▸ The data
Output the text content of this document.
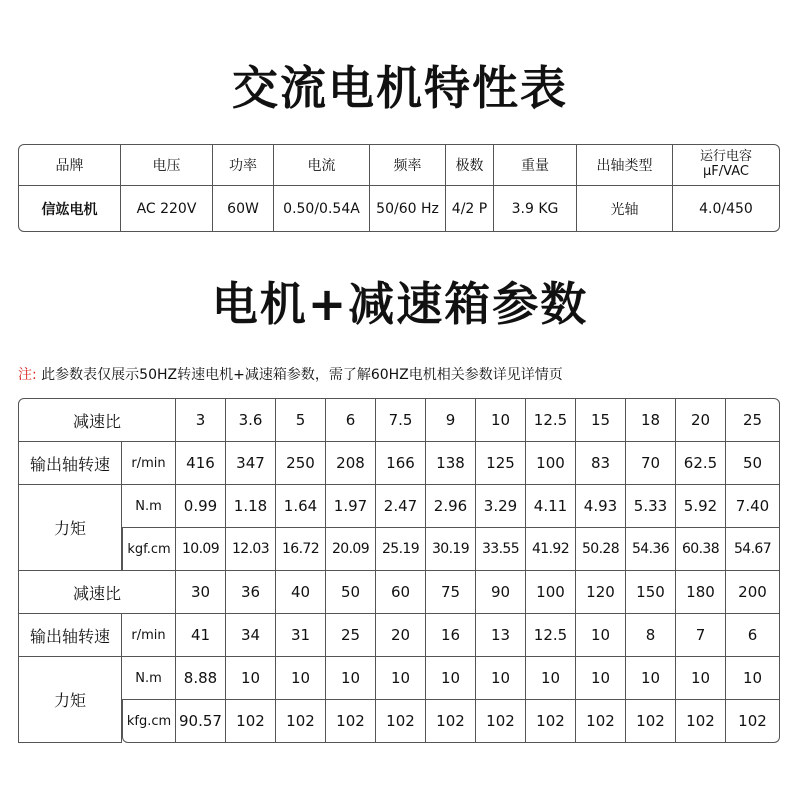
交流电机特性表
品牌	电压	功率	电流	频率	极数	重量	出轴类型	运行电容
μF/VAC

信竑电机	AC 220V	60W	0.50/0.54A	50/60 Hz	4/2 P	3.9 KG	光轴	4.0/450
电机+减速箱参数
注: 此参数表仅展示50HZ转速电机+减速箱参数，需了解60HZ电机相关参数详见详情页
减速比		3	3.6	5	6	7.5	9	10	12.5	15	18	20	25
输出轴转速	r/min	416	347	250	208	166	138	125	100	83	70	62.5	50
力矩	N.m	0.99	1.18	1.64	1.97	2.47	2.96	3.29	4.11	4.93	5.33	5.92	7.40
	kgf.cm	10.09	12.03	16.72	20.09	25.19	30.19	33.55	41.92	50.28	54.36	60.38	54.67
减速比		30	36	40	50	60	75	90	100	120	150	180	200
输出轴转速	r/min	41	34	31	25	20	16	13	12.5	10	8	7	6
力矩	N.m	8.88	10	10	10	10	10	10	10	10	10	10	10
	kfg.cm	90.57	102	102	102	102	102	102	102	102	102	102	102
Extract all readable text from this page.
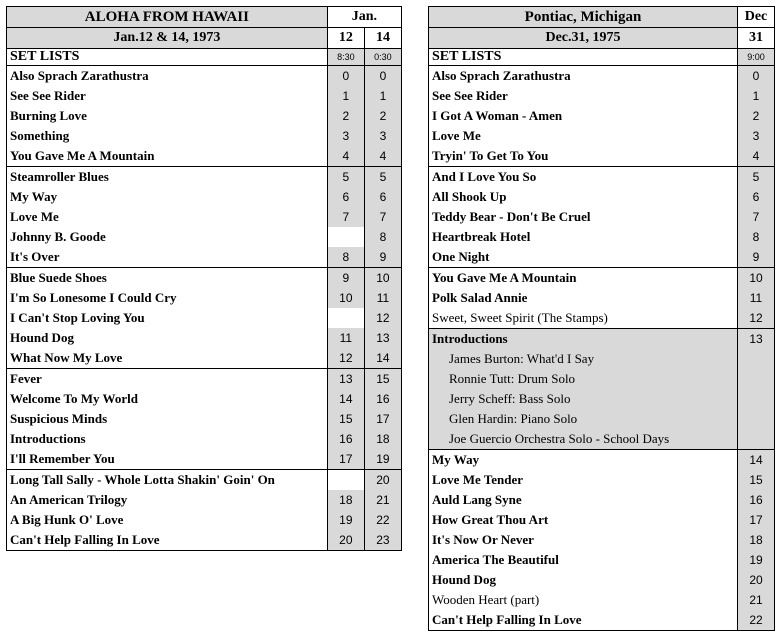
ALOHA FROM HAWAII	Jan.	
Jan.12 & 14, 1973	12	14
SET LISTS	8:30	0:30
Also Sprach Zarathustra	0	0
See See Rider	1	1
Burning Love	2	2
Something	3	3
You Gave Me A Mountain	4	4
Steamroller Blues	5	5
My Way	6	6
Love Me	7	7
Johnny B. Goode		8
It's Over	8	9
Blue Suede Shoes	9	10
I'm So Lonesome I Could Cry	10	11
I Can't Stop Loving You		12
Hound Dog	11	13
What Now My Love	12	14
Fever	13	15
Welcome To My World	14	16
Suspicious Minds	15	17
Introductions	16	18
I'll Remember You	17	19
Long Tall Sally - Whole Lotta Shakin' Goin' On		20
An American Trilogy	18	21
A Big Hunk O' Love	19	22
Can't Help Falling In Love	20	23
Pontiac, Michigan	Dec
Dec.31, 1975	31
SET LISTS	9:00
Also Sprach Zarathustra	0
See See Rider	1
I Got A Woman - Amen	2
Love Me	3
Tryin' To Get To You	4
And I Love You So	5
All Shook Up	6
Teddy Bear - Don't Be Cruel	7
Heartbreak Hotel	8
One Night	9
You Gave Me A Mountain	10
Polk Salad Annie	11
Sweet, Sweet Spirit (The Stamps)	12
Introductions	13
James Burton: What'd I Say	
Ronnie Tutt: Drum Solo	
Jerry Scheff: Bass Solo	
Glen Hardin: Piano Solo	
Joe Guercio Orchestra Solo - School Days	
My Way	14
Love Me Tender	15
Auld Lang Syne	16
How Great Thou Art	17
It's Now Or Never	18
America The Beautiful	19
Hound Dog	20
Wooden Heart (part)	21
Can't Help Falling In Love	22
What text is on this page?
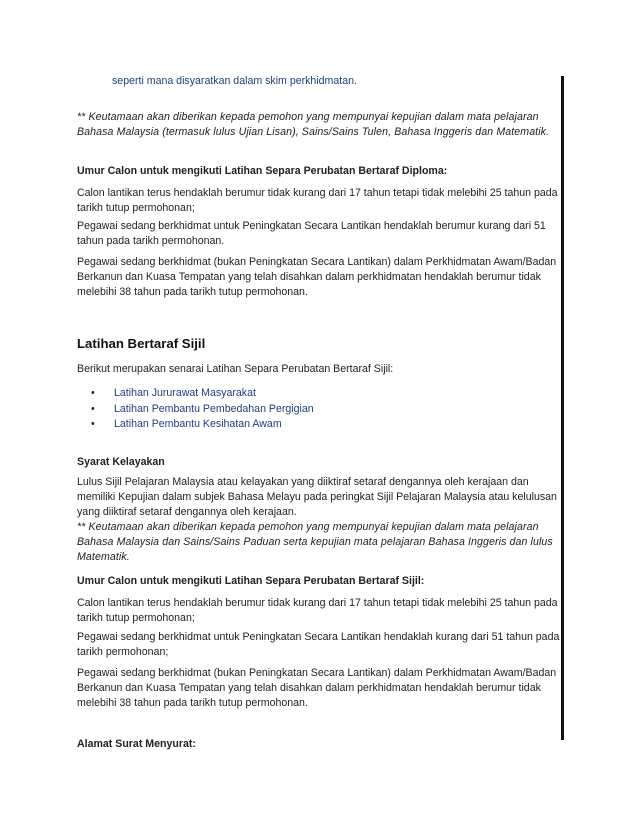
seperti mana disyaratkan dalam skim perkhidmatan.
** Keutamaan akan diberikan kepada pemohon yang mempunyai kepujian dalam mata pelajaran Bahasa Malaysia (termasuk lulus Ujian Lisan), Sains/Sains Tulen, Bahasa Inggeris dan Matematik.
Umur Calon untuk mengikuti Latihan Separa Perubatan Bertaraf Diploma:
Calon lantikan terus hendaklah berumur tidak kurang dari 17 tahun tetapi tidak melebihi 25 tahun pada tarikh tutup permohonan;
Pegawai sedang berkhidmat untuk Peningkatan Secara Lantikan hendaklah berumur kurang dari 51 tahun pada tarikh permohonan.
Pegawai sedang berkhidmat (bukan Peningkatan Secara Lantikan) dalam Perkhidmatan Awam/Badan Berkanun dan Kuasa Tempatan yang telah disahkan dalam perkhidmatan hendaklah berumur tidak melebihi 38 tahun pada tarikh tutup permohonan.
Latihan Bertaraf Sijil
Berikut merupakan senarai Latihan Separa Perubatan Bertaraf Sijil:
• Latihan Jururawat Masyarakat
• Latihan Pembantu Pembedahan Pergigian
• Latihan Pembantu Kesihatan Awam
Syarat Kelayakan
Lulus Sijil Pelajaran Malaysia atau kelayakan yang diiktiraf setaraf dengannya oleh kerajaan dan memiliki Kepujian dalam subjek Bahasa Melayu pada peringkat Sijil Pelajaran Malaysia atau kelulusan yang diiktiraf setaraf dengannya oleh kerajaan.
** Keutamaan akan diberikan kepada pemohon yang mempunyai kepujian dalam mata pelajaran Bahasa Malaysia dan Sains/Sains Paduan serta kepujian mata pelajaran Bahasa Inggeris dan lulus Matematik.
Umur Calon untuk mengikuti Latihan Separa Perubatan Bertaraf Sijil:
Calon lantikan terus hendaklah berumur tidak kurang dari 17 tahun tetapi tidak melebihi 25 tahun pada tarikh tutup permohonan;
Pegawai sedang berkhidmat untuk Peningkatan Secara Lantikan hendaklah kurang dari 51 tahun pada tarikh permohonan;
Pegawai sedang berkhidmat (bukan Peningkatan Secara Lantikan) dalam Perkhidmatan Awam/Badan Berkanun dan Kuasa Tempatan yang telah disahkan dalam perkhidmatan hendaklah berumur tidak melebihi 38 tahun pada tarikh tutup permohonan.
Alamat Surat Menyurat:
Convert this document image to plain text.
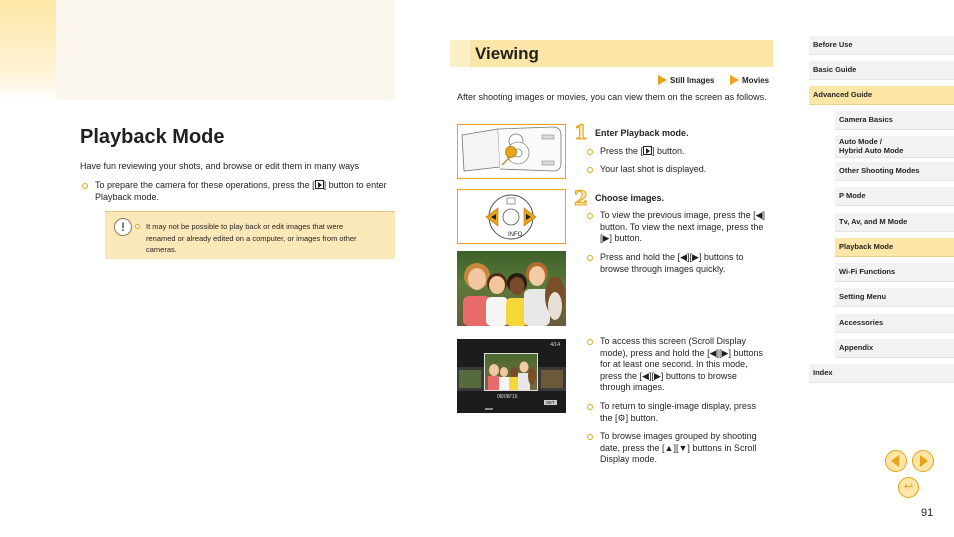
Playback Mode
Have fun reviewing your shots, and browse or edit them in many ways
To prepare the camera for these operations, press the [ ] button to enter Playback mode.
!	It may not be possible to play back or edit images that were
renamed or already edited on a computer, or images from other
cameras.
Viewing
Still Images	Movies
After shooting images or movies, you can view them on the screen as follows.
INFO
4/14
08/08/'15
SET
1 Enter Playback mode.
Press the [ ] button.
Your last shot is displayed.
2 Choose images.
To view the previous image, press the [◀]
button. To view the next image, press the
[▶] button.
Press and hold the [◀][▶] buttons to
browse through images quickly.
To access this screen (Scroll Display
mode), press and hold the [◀][▶] buttons
for at least one second. In this mode,
press the [◀][▶] buttons to browse
through images.
To return to single-image display, press
the [⚙] button.
To browse images grouped by shooting
date, press the [▲][▼] buttons in Scroll
Display mode.
Before Use
Basic Guide
Advanced Guide
Camera Basics
Auto Mode /
Hybrid Auto Mode
Other Shooting Modes
P Mode
Tv, Av, and M Mode
Playback Mode
Wi-Fi Functions
Setting Menu
Accessories
Appendix
Index
↩
91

▸ Task objective
Give an exact copy of the material, leaving out every picture.

▸ Correct output
Output the text content of this document.
交流电机特性表
品牌	电压	功率	电流	频率	极数	重量	出轴类型	运行电容
μF/VAC

信竑电机	AC 220V	60W	0.50/0.54A	50/60 Hz	4/2 P	3.9 KG	光轴	4.0/450
电机+减速箱参数
注: 此参数表仅展示50HZ转速电机+减速箱参数，需了解60HZ电机相关参数详见详情页
减速比		3	3.6	5	6	7.5	9	10	12.5	15	18	20	25
输出轴转速	r/min	416	347	250	208	166	138	125	100	83	70	62.5	50
力矩	N.m	0.99	1.18	1.64	1.97	2.47	2.96	3.29	4.11	4.93	5.33	5.92	7.40
	kgf.cm	10.09	12.03	16.72	20.09	25.19	30.19	33.55	41.92	50.28	54.36	60.38	54.67
减速比		30	36	40	50	60	75	90	100	120	150	180	200
输出轴转速	r/min	41	34	31	25	20	16	13	12.5	10	8	7	6
力矩	N.m	8.88	10	10	10	10	10	10	10	10	10	10	10
	kfg.cm	90.57	102	102	102	102	102	102	102	102	102	102	102
Extract all readable text from this page.
ALOHA FROM HAWAII	Jan.	
Jan.12 & 14, 1973	12	14
SET LISTS	8:30	0:30
Also Sprach Zarathustra	0	0
See See Rider	1	1
Burning Love	2	2
Something	3	3
You Gave Me A Mountain	4	4
Steamroller Blues	5	5
My Way	6	6
Love Me	7	7
Johnny B. Goode		8
It's Over	8	9
Blue Suede Shoes	9	10
I'm So Lonesome I Could Cry	10	11
I Can't Stop Loving You		12
Hound Dog	11	13
What Now My Love	12	14
Fever	13	15
Welcome To My World	14	16
Suspicious Minds	15	17
Introductions	16	18
I'll Remember You	17	19
Long Tall Sally - Whole Lotta Shakin' Goin' On		20
An American Trilogy	18	21
A Big Hunk O' Love	19	22
Can't Help Falling In Love	20	23
Pontiac, Michigan	Dec
Dec.31, 1975	31
SET LISTS	9:00
Also Sprach Zarathustra	0
See See Rider	1
I Got A Woman - Amen	2
Love Me	3
Tryin' To Get To You	4
And I Love You So	5
All Shook Up	6
Teddy Bear - Don't Be Cruel	7
Heartbreak Hotel	8
One Night	9
You Gave Me A Mountain	10
Polk Salad Annie	11
Sweet, Sweet Spirit (The Stamps)	12
Introductions	13
James Burton: What'd I Say	
Ronnie Tutt: Drum Solo	
Jerry Scheff: Bass Solo	
Glen Hardin: Piano Solo	
Joe Guercio Orchestra Solo - School Days	
My Way	14
Love Me Tender	15
Auld Lang Syne	16
How Great Thou Art	17
It's Now Or Never	18
America The Beautiful	19
Hound Dog	20
Wooden Heart (part)	21
Can't Help Falling In Love	22
What text is on this page?
seperti mana disyaratkan dalam skim perkhidmatan.
** Keutamaan akan diberikan kepada pemohon yang mempunyai kepujian dalam mata pelajaran Bahasa Malaysia (termasuk lulus Ujian Lisan), Sains/Sains Tulen, Bahasa Inggeris dan Matematik.
Umur Calon untuk mengikuti Latihan Separa Perubatan Bertaraf Diploma:
Calon lantikan terus hendaklah berumur tidak kurang dari 17 tahun tetapi tidak melebihi 25 tahun pada tarikh tutup permohonan;
Pegawai sedang berkhidmat untuk Peningkatan Secara Lantikan hendaklah berumur kurang dari 51 tahun pada tarikh permohonan.
Pegawai sedang berkhidmat (bukan Peningkatan Secara Lantikan) dalam Perkhidmatan Awam/Badan Berkanun dan Kuasa Tempatan yang telah disahkan dalam perkhidmatan hendaklah berumur tidak melebihi 38 tahun pada tarikh tutup permohonan.
Latihan Bertaraf Sijil
Berikut merupakan senarai Latihan Separa Perubatan Bertaraf Sijil:
• Latihan Jururawat Masyarakat
• Latihan Pembantu Pembedahan Pergigian
• Latihan Pembantu Kesihatan Awam
Syarat Kelayakan
Lulus Sijil Pelajaran Malaysia atau kelayakan yang diiktiraf setaraf dengannya oleh kerajaan dan memiliki Kepujian dalam subjek Bahasa Melayu pada peringkat Sijil Pelajaran Malaysia atau kelulusan yang diiktiraf setaraf dengannya oleh kerajaan.
** Keutamaan akan diberikan kepada pemohon yang mempunyai kepujian dalam mata pelajaran Bahasa Malaysia dan Sains/Sains Paduan serta kepujian mata pelajaran Bahasa Inggeris dan lulus Matematik.
Umur Calon untuk mengikuti Latihan Separa Perubatan Bertaraf Sijil:
Calon lantikan terus hendaklah berumur tidak kurang dari 17 tahun tetapi tidak melebihi 25 tahun pada tarikh tutup permohonan;
Pegawai sedang berkhidmat untuk Peningkatan Secara Lantikan hendaklah kurang dari 51 tahun pada tarikh permohonan;
Pegawai sedang berkhidmat (bukan Peningkatan Secara Lantikan) dalam Perkhidmatan Awam/Badan Berkanun dan Kuasa Tempatan yang telah disahkan dalam perkhidmatan hendaklah berumur tidak melebihi 38 tahun pada tarikh tutup permohonan.
Alamat Surat Menyurat:
Convert this document image to plain text.
Playback Mode
Have fun reviewing your shots, and browse or edit them in many ways
To prepare the camera for these operations, press the [ ] button to enter Playback mode.
!	It may not be possible to play back or edit images that were
renamed or already edited on a computer, or images from other
cameras.
Viewing
Still Images	Movies
After shooting images or movies, you can view them on the screen as follows.
INFO
4/14
08/08/'15
SET
1 Enter Playback mode.
Press the [ ] button.
Your last shot is displayed.
2 Choose images.
To view the previous image, press the [◀]
button. To view the next image, press the
[▶] button.
Press and hold the [◀][▶] buttons to
browse through images quickly.
To access this screen (Scroll Display
mode), press and hold the [◀][▶] buttons
for at least one second. In this mode,
press the [◀][▶] buttons to browse
through images.
To return to single-image display, press
the [⚙] button.
To browse images grouped by shooting
date, press the [▲][▼] buttons in Scroll
Display mode.
Before Use
Basic Guide
Advanced Guide
Camera Basics
Auto Mode /
Hybrid Auto Mode
Other Shooting Modes
P Mode
Tv, Av, and M Mode
Playback Mode
Wi-Fi Functions
Setting Menu
Accessories
Appendix
Index
↩
91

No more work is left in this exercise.